EXERCISE DIRECTIONS: Can you write out, character for character, the lines below, starting with the line that contains "Identify all the" and going on through the line that contains "44, 1013, 76]", both included? Leave the pictures out of your copy.

TASK DATA:

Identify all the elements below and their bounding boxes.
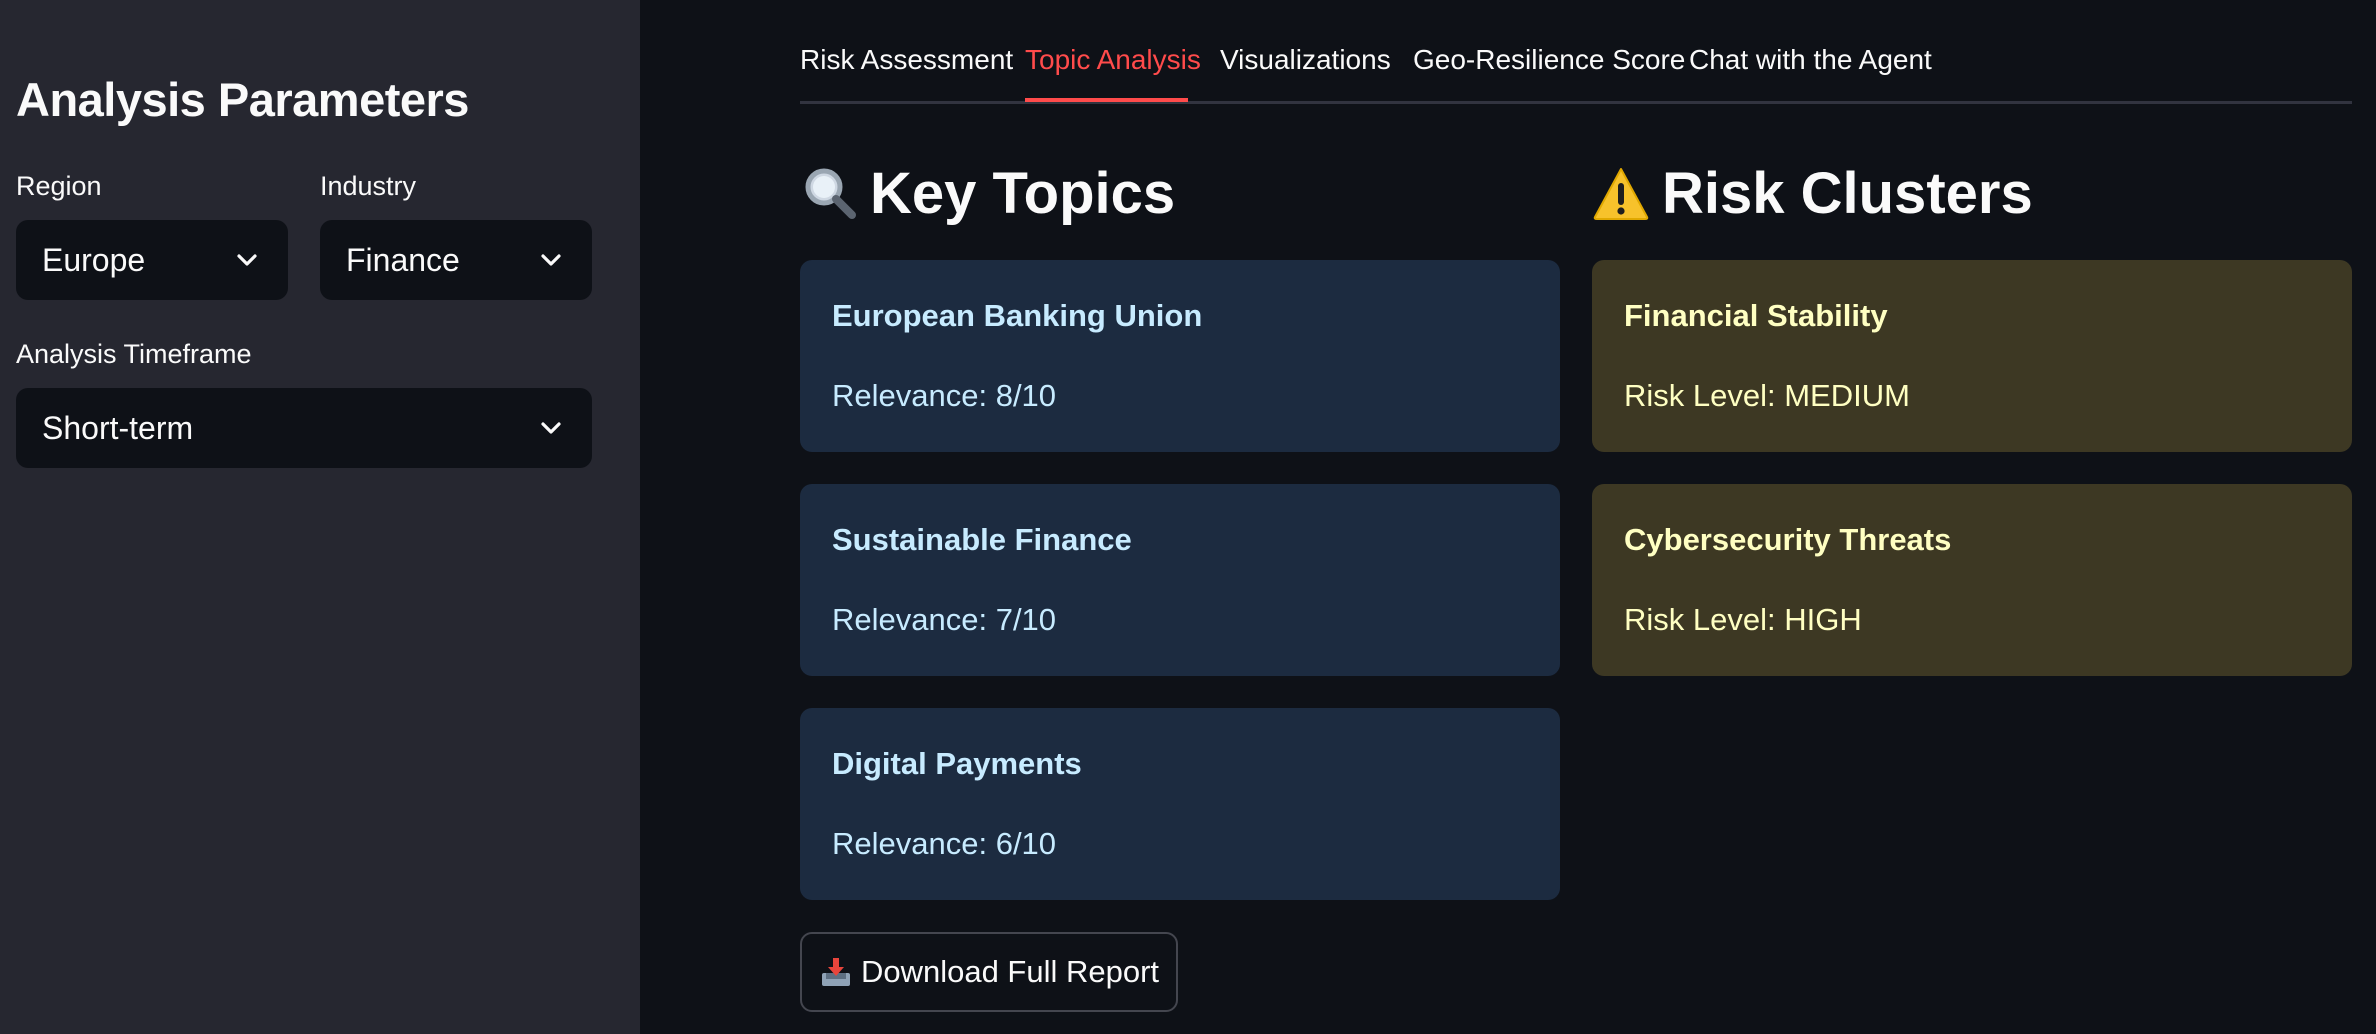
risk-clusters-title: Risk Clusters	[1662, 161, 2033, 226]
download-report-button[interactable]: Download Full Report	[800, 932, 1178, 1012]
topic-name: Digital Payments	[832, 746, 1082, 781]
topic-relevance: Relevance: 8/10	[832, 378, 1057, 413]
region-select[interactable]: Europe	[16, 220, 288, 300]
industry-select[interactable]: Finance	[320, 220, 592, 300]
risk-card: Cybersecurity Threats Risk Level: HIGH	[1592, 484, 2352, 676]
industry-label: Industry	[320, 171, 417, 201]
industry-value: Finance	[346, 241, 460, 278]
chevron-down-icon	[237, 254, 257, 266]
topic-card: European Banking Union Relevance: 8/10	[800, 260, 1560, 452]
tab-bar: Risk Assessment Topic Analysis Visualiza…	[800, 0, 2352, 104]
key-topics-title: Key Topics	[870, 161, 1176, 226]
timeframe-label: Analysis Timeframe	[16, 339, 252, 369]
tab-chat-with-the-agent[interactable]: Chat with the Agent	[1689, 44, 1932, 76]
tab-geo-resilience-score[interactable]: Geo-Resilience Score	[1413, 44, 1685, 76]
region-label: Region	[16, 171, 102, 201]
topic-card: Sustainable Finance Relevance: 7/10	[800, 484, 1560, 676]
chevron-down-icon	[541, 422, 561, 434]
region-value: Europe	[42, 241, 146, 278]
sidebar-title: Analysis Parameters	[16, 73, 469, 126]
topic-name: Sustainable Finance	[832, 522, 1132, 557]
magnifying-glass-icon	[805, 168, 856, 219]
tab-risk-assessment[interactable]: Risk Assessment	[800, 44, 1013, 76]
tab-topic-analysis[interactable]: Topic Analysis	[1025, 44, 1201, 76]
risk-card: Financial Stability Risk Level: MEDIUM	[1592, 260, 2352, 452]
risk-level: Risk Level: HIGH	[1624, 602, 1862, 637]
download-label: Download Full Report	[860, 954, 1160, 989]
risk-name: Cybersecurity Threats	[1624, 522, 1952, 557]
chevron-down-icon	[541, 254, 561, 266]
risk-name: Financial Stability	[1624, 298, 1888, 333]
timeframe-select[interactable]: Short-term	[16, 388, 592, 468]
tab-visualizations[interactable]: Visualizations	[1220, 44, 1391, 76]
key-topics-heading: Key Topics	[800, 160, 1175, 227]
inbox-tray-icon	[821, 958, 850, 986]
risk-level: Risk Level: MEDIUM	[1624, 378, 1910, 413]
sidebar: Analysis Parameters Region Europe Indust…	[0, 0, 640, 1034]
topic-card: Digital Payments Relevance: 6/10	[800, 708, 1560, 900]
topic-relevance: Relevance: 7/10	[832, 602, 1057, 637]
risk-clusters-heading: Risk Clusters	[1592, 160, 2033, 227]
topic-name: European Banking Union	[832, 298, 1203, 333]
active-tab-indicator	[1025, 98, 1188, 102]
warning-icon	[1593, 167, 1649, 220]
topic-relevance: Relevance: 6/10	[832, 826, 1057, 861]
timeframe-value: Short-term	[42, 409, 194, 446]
...
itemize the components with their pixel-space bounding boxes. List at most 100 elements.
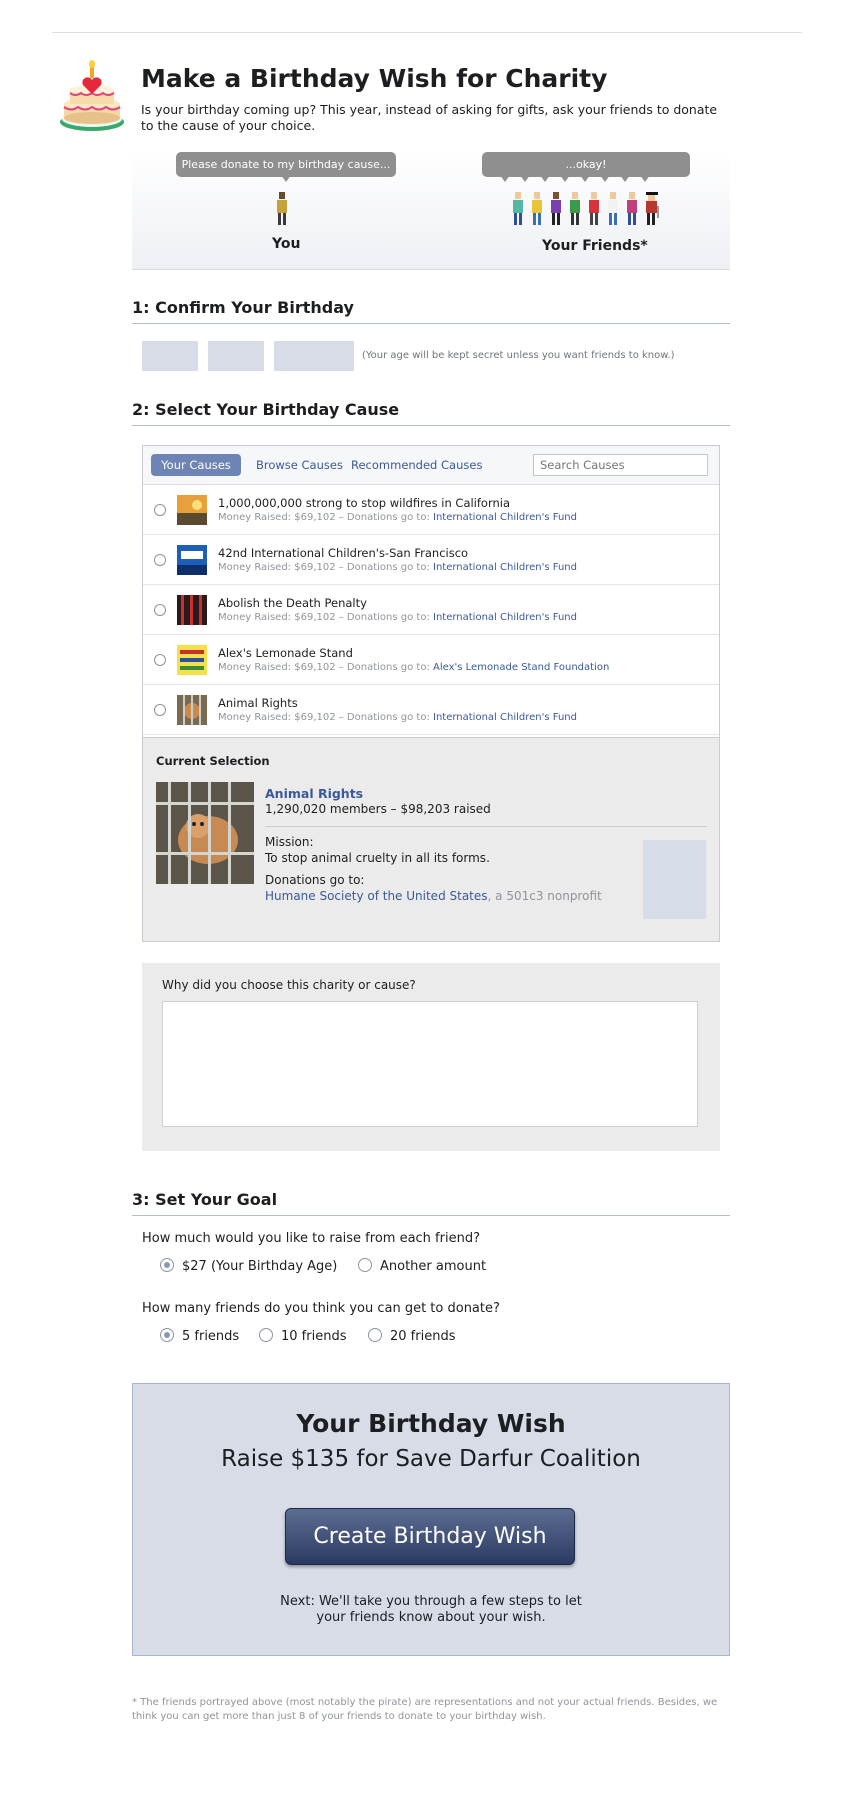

RESULT:
Identify all the elements below and their bounding boxes.
risk-clusters-title: Risk Clusters	[1662, 161, 2033, 226]
download-report-button[interactable]: Download Full Report	[800, 932, 1178, 1012]
topic-name: Digital Payments	[832, 746, 1082, 781]
topic-relevance: Relevance: 8/10	[832, 378, 1057, 413]
region-select[interactable]: Europe	[16, 220, 288, 300]
industry-select[interactable]: Finance	[320, 220, 592, 300]
risk-card: Cybersecurity Threats Risk Level: HIGH	[1592, 484, 2352, 676]
industry-label: Industry	[320, 171, 417, 201]
industry-value: Finance	[346, 241, 460, 278]
chevron-down-icon	[237, 254, 257, 266]
topic-card: European Banking Union Relevance: 8/10	[800, 260, 1560, 452]
tab-bar: Risk Assessment Topic Analysis Visualiza…	[800, 0, 2352, 104]
key-topics-title: Key Topics	[870, 161, 1176, 226]
timeframe-label: Analysis Timeframe	[16, 339, 252, 369]
tab-chat-with-the-agent[interactable]: Chat with the Agent	[1689, 44, 1932, 76]
tab-geo-resilience-score[interactable]: Geo-Resilience Score	[1413, 44, 1685, 76]
region-label: Region	[16, 171, 102, 201]
topic-card: Sustainable Finance Relevance: 7/10	[800, 484, 1560, 676]
chevron-down-icon	[541, 422, 561, 434]
region-value: Europe	[42, 241, 146, 278]
sidebar-title: Analysis Parameters	[16, 73, 469, 126]
topic-name: Sustainable Finance	[832, 522, 1132, 557]
magnifying-glass-icon	[805, 168, 856, 219]
tab-risk-assessment[interactable]: Risk Assessment	[800, 44, 1013, 76]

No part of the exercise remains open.